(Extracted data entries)
╭──

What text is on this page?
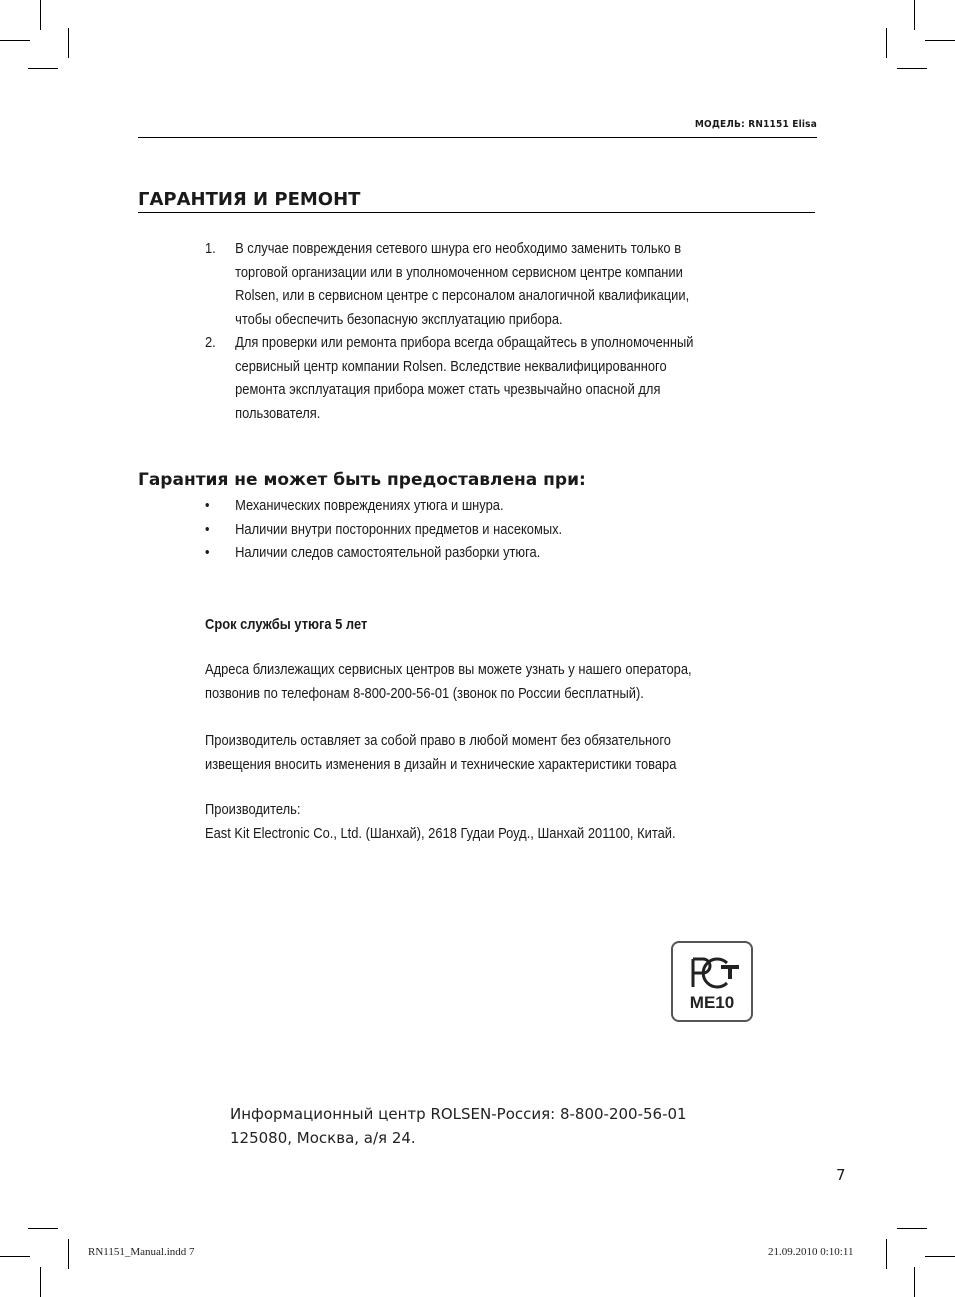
МОДЕЛЬ: RN1151 Elisa
ГАРАНТИЯ И РЕМОНТ
1.	В случае повреждения сетевого шнура его необходимо заменить только в
торговой организации или в уполномоченном сервисном центре компании
Rolsen, или в сервисном центре с персоналом аналогичной квалификации,
чтобы обеспечить безопасную эксплуатацию прибора.
2.	Для проверки или ремонта прибора всегда обращайтесь в уполномоченный
сервисный центр компании Rolsen. Вследствие неквалифицированного
ремонта эксплуатация прибора может стать чрезвычайно опасной для
пользователя.
Гарантия не может быть предоставлена при:
•	Механических повреждениях утюга и шнура.
•	Наличии внутри посторонних предметов и насекомых.
•	Наличии следов самостоятельной разборки утюга.
Срок службы утюга 5 лет
Адреса близлежащих сервисных центров вы можете узнать у нашего оператора,
позвонив по телефонам 8-800-200-56-01 (звонок по России бесплатный).
Производитель оставляет за собой право в любой момент без обязательного
извещения вносить изменения в дизайн и технические характеристики товара
Производитель:
East Kit Electronic Co., Ltd. (Шанхай), 2618 Гудаи Роуд., Шанхай 201100, Китай.
ME10
Информационный центр ROLSEN-Россия: 8-800-200-56-01
125080, Москва, а/я 24.
7
RN1151_Manual.indd 7	21.09.2010 0:10:11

╰──

The request →
Do not copy the pictures, but repeat every line exactly.

Problem solution →
What text is on this page?
МОДЕЛЬ: RN1151 Elisa
ГАРАНТИЯ И РЕМОНТ
1.	В случае повреждения сетевого шнура его необходимо заменить только в
торговой организации или в уполномоченном сервисном центре компании
Rolsen, или в сервисном центре с персоналом аналогичной квалификации,
чтобы обеспечить безопасную эксплуатацию прибора.
2.	Для проверки или ремонта прибора всегда обращайтесь в уполномоченный
сервисный центр компании Rolsen. Вследствие неквалифицированного
ремонта эксплуатация прибора может стать чрезвычайно опасной для
пользователя.
Гарантия не может быть предоставлена при:
•	Механических повреждениях утюга и шнура.
•	Наличии внутри посторонних предметов и насекомых.
•	Наличии следов самостоятельной разборки утюга.
Срок службы утюга 5 лет
Адреса близлежащих сервисных центров вы можете узнать у нашего оператора,
позвонив по телефонам 8-800-200-56-01 (звонок по России бесплатный).
Производитель оставляет за собой право в любой момент без обязательного
извещения вносить изменения в дизайн и технические характеристики товара
Производитель:
East Kit Electronic Co., Ltd. (Шанхай), 2618 Гудаи Роуд., Шанхай 201100, Китай.
ME10
Информационный центр ROLSEN-Россия: 8-800-200-56-01
125080, Москва, а/я 24.
7
RN1151_Manual.indd 7	21.09.2010 0:10:11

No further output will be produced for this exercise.